# STATED GOAL:
Pull every line with the word "JSON" out of the entries below.

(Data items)
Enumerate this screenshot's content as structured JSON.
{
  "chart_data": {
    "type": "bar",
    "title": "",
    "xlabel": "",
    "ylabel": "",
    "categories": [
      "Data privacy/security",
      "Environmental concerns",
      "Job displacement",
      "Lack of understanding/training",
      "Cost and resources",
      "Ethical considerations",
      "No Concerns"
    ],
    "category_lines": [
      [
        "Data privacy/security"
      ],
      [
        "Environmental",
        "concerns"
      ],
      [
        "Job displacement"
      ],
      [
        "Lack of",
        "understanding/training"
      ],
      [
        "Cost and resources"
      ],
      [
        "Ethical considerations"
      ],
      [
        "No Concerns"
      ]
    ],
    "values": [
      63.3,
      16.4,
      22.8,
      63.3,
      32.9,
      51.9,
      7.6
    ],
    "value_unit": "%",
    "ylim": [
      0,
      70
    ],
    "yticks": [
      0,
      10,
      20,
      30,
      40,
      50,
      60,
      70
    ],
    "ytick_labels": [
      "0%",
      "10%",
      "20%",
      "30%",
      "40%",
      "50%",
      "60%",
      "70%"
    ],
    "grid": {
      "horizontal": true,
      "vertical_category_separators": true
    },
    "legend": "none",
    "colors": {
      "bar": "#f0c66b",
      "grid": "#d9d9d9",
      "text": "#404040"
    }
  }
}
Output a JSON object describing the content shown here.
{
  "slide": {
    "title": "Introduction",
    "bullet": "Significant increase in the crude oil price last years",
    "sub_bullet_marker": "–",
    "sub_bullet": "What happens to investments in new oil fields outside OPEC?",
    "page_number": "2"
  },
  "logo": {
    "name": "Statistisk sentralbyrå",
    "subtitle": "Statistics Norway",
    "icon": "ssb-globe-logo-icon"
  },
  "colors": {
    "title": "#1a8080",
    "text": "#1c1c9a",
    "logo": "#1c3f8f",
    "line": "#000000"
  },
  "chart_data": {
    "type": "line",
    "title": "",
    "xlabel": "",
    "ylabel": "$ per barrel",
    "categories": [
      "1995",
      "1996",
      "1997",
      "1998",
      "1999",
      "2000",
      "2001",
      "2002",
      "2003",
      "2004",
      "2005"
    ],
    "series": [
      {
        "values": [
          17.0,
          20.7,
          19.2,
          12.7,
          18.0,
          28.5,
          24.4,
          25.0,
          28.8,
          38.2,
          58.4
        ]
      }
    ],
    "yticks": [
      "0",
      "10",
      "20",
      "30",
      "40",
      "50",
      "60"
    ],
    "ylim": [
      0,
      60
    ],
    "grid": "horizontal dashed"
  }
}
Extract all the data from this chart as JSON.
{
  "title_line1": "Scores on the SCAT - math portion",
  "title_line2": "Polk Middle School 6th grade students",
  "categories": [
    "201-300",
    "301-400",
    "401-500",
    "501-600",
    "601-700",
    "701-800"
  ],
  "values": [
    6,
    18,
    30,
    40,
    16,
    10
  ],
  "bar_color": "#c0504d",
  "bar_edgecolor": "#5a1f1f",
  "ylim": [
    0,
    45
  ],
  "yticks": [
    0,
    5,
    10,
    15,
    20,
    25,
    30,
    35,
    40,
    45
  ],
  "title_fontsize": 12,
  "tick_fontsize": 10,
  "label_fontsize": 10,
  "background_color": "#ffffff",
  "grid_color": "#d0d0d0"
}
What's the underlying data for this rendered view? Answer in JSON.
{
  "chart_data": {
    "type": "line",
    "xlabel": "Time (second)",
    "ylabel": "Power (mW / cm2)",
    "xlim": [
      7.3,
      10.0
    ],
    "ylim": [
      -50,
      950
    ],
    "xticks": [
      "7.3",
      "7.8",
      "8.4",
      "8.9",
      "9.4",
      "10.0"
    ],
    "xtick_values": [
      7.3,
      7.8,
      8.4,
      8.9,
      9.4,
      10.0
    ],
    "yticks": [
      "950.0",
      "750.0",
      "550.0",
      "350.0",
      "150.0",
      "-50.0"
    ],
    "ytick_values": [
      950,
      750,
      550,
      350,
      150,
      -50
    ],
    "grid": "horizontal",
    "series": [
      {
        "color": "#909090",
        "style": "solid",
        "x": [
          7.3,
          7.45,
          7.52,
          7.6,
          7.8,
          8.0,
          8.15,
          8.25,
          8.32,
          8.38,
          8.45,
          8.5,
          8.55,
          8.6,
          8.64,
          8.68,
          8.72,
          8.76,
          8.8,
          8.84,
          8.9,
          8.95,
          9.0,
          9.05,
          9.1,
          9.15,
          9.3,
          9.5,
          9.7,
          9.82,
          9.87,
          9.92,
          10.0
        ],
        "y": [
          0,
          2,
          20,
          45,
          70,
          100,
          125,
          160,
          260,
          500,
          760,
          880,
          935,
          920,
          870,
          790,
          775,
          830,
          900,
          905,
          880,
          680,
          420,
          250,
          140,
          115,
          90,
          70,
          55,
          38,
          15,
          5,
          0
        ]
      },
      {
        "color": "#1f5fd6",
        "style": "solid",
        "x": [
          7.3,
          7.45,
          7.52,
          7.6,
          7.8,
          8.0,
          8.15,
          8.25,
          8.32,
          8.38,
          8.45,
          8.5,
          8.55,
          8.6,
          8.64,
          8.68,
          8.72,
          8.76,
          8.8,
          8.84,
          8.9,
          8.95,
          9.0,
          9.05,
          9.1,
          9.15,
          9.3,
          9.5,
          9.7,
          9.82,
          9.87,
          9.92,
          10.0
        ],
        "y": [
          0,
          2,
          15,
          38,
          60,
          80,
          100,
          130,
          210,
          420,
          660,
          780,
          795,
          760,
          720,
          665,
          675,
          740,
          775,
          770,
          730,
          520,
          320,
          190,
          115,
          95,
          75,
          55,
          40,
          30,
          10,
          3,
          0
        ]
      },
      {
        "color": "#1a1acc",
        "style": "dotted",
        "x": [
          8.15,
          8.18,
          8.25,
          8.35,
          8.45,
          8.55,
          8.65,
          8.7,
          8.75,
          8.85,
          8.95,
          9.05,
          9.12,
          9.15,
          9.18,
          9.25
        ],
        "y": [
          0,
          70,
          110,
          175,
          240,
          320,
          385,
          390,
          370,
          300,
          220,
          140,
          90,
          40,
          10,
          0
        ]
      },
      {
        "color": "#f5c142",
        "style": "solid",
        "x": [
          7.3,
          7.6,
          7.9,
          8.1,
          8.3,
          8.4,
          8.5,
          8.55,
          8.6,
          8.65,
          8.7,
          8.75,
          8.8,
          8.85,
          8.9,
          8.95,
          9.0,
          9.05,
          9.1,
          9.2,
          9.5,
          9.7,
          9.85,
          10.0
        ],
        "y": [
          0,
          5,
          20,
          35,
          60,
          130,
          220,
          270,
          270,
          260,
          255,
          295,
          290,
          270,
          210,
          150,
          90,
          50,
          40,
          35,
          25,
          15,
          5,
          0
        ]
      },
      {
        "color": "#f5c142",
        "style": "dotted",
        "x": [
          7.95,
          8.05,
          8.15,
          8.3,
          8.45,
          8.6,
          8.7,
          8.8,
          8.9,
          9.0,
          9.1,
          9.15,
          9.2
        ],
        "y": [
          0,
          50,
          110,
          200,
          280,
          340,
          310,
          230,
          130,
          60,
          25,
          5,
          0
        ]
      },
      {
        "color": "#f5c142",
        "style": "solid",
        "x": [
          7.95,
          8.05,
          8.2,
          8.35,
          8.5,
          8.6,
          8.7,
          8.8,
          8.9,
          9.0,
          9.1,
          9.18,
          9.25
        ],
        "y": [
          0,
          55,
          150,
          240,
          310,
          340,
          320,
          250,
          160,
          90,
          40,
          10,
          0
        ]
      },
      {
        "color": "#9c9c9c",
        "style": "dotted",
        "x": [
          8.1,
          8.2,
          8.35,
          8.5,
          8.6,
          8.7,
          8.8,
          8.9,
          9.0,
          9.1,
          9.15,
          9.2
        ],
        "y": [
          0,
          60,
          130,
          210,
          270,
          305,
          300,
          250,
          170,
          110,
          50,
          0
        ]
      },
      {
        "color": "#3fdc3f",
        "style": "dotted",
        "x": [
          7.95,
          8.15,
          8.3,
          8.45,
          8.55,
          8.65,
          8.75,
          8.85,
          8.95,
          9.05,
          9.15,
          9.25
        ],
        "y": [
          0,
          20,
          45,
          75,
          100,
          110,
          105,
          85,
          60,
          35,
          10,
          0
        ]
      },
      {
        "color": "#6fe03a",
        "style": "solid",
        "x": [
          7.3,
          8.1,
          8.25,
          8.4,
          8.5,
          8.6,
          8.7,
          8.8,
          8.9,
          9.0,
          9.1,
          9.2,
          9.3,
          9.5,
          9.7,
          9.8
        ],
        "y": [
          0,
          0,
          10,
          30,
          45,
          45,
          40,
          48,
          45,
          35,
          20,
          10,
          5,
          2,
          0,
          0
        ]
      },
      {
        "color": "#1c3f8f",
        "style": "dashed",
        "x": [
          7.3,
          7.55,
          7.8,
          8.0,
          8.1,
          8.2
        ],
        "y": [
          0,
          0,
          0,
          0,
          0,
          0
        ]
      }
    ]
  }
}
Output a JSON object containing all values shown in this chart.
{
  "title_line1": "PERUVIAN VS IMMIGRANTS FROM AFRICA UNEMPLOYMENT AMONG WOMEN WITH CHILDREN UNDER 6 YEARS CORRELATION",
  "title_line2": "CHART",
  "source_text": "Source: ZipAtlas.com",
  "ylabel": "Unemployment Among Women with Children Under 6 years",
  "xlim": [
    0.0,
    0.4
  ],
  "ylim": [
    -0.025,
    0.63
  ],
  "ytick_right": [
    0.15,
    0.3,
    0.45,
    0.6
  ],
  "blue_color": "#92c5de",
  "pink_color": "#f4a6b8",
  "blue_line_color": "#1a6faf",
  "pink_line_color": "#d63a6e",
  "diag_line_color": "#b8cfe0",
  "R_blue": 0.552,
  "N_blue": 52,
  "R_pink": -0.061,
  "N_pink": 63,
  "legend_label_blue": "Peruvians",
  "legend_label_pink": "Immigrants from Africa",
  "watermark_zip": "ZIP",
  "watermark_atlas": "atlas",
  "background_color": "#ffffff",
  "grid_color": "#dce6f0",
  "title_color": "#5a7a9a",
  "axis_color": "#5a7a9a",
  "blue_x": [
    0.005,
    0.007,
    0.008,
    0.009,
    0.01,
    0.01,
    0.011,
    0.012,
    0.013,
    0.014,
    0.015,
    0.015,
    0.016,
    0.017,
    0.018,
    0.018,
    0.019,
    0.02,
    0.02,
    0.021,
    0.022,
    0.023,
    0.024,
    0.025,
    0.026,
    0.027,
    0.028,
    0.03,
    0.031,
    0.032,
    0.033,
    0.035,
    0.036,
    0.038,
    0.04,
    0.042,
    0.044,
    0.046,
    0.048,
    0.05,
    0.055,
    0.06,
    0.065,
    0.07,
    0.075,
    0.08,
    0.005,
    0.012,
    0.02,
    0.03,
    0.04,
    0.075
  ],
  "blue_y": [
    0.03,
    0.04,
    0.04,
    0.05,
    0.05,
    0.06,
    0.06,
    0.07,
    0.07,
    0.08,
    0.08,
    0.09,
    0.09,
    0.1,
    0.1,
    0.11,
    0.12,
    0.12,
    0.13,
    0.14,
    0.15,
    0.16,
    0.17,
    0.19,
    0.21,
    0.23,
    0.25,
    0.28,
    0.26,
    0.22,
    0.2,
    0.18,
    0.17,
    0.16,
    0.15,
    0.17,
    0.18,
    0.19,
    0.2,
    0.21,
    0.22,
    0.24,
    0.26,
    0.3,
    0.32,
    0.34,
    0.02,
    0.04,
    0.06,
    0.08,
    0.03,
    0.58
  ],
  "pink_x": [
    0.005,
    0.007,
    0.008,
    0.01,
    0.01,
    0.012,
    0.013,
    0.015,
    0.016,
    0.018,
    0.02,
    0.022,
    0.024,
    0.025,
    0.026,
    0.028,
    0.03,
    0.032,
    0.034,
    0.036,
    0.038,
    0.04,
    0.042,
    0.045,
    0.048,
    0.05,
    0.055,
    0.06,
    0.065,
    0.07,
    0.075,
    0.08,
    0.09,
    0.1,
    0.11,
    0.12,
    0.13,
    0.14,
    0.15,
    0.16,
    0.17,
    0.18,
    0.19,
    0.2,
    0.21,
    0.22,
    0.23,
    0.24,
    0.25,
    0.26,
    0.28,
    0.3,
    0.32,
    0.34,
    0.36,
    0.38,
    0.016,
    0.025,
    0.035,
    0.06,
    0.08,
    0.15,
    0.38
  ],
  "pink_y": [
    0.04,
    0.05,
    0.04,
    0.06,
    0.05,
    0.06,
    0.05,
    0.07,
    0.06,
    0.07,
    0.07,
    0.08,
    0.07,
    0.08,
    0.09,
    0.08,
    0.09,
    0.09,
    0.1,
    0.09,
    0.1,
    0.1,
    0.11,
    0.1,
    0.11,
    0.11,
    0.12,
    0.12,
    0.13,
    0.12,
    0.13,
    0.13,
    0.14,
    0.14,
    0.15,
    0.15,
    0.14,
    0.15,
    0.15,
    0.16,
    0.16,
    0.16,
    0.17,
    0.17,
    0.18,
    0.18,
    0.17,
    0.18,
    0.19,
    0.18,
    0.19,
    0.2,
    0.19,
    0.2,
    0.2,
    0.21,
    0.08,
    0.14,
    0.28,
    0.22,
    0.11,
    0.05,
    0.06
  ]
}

# REPLY:
Enumerate this screenshot's content as structured JSON.
Output a JSON object describing the content shown here.
Extract all the data from this chart as JSON.
What's the underlying data for this rendered view? Answer in JSON.
Output a JSON object containing all values shown in this chart.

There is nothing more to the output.